(Extracted data entries)
=======

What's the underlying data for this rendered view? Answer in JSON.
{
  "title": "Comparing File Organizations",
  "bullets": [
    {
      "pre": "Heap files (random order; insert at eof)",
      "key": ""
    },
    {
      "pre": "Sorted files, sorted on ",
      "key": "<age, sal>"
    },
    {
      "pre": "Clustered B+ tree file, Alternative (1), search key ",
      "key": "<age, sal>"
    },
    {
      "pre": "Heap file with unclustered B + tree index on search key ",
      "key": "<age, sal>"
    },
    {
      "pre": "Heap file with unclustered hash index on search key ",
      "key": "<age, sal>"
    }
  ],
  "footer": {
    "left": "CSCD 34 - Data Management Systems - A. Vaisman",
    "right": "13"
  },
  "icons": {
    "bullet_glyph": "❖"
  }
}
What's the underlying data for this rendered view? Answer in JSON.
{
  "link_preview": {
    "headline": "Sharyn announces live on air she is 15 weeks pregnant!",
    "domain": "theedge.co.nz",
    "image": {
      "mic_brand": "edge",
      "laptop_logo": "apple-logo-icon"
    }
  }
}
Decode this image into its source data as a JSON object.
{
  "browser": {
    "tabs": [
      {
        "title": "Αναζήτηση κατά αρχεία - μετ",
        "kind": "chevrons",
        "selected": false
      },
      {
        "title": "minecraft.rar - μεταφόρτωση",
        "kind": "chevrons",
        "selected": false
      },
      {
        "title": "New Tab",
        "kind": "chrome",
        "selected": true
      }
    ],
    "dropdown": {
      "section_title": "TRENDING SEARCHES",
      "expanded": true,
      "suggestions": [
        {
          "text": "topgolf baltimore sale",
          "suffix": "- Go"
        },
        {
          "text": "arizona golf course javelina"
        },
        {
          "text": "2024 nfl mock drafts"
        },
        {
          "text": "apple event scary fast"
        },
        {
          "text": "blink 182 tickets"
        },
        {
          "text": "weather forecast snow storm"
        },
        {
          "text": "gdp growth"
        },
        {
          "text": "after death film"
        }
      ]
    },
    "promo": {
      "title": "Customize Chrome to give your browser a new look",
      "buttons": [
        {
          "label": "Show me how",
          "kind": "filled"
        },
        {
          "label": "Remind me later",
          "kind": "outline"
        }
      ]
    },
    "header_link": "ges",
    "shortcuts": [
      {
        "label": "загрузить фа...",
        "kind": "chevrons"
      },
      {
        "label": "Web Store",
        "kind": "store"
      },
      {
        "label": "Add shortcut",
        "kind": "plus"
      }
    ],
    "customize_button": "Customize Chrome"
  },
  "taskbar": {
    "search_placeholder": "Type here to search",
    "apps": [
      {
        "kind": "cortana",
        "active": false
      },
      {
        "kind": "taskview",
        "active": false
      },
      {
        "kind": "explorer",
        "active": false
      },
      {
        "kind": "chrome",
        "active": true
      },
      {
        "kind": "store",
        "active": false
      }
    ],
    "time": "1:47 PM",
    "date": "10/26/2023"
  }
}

=======

YOUR TASK:
Copy out the whole listing, exactly as written.

CORRECT RESULT:
What's the underlying data for this rendered view? Answer in JSON.
{
  "title": "Comparing File Organizations",
  "bullets": [
    {
      "pre": "Heap files (random order; insert at eof)",
      "key": ""
    },
    {
      "pre": "Sorted files, sorted on ",
      "key": "<age, sal>"
    },
    {
      "pre": "Clustered B+ tree file, Alternative (1), search key ",
      "key": "<age, sal>"
    },
    {
      "pre": "Heap file with unclustered B + tree index on search key ",
      "key": "<age, sal>"
    },
    {
      "pre": "Heap file with unclustered hash index on search key ",
      "key": "<age, sal>"
    }
  ],
  "footer": {
    "left": "CSCD 34 - Data Management Systems - A. Vaisman",
    "right": "13"
  },
  "icons": {
    "bullet_glyph": "❖"
  }
}
What's the underlying data for this rendered view? Answer in JSON.
{
  "link_preview": {
    "headline": "Sharyn announces live on air she is 15 weeks pregnant!",
    "domain": "theedge.co.nz",
    "image": {
      "mic_brand": "edge",
      "laptop_logo": "apple-logo-icon"
    }
  }
}
Decode this image into its source data as a JSON object.
{
  "browser": {
    "tabs": [
      {
        "title": "Αναζήτηση κατά αρχεία - μετ",
        "kind": "chevrons",
        "selected": false
      },
      {
        "title": "minecraft.rar - μεταφόρτωση",
        "kind": "chevrons",
        "selected": false
      },
      {
        "title": "New Tab",
        "kind": "chrome",
        "selected": true
      }
    ],
    "dropdown": {
      "section_title": "TRENDING SEARCHES",
      "expanded": true,
      "suggestions": [
        {
          "text": "topgolf baltimore sale",
          "suffix": "- Go"
        },
        {
          "text": "arizona golf course javelina"
        },
        {
          "text": "2024 nfl mock drafts"
        },
        {
          "text": "apple event scary fast"
        },
        {
          "text": "blink 182 tickets"
        },
        {
          "text": "weather forecast snow storm"
        },
        {
          "text": "gdp growth"
        },
        {
          "text": "after death film"
        }
      ]
    },
    "promo": {
      "title": "Customize Chrome to give your browser a new look",
      "buttons": [
        {
          "label": "Show me how",
          "kind": "filled"
        },
        {
          "label": "Remind me later",
          "kind": "outline"
        }
      ]
    },
    "header_link": "ges",
    "shortcuts": [
      {
        "label": "загрузить фа...",
        "kind": "chevrons"
      },
      {
        "label": "Web Store",
        "kind": "store"
      },
      {
        "label": "Add shortcut",
        "kind": "plus"
      }
    ],
    "customize_button": "Customize Chrome"
  },
  "taskbar": {
    "search_placeholder": "Type here to search",
    "apps": [
      {
        "kind": "cortana",
        "active": false
      },
      {
        "kind": "taskview",
        "active": false
      },
      {
        "kind": "explorer",
        "active": false
      },
      {
        "kind": "chrome",
        "active": true
      },
      {
        "kind": "store",
        "active": false
      }
    ],
    "time": "1:47 PM",
    "date": "10/26/2023"
  }
}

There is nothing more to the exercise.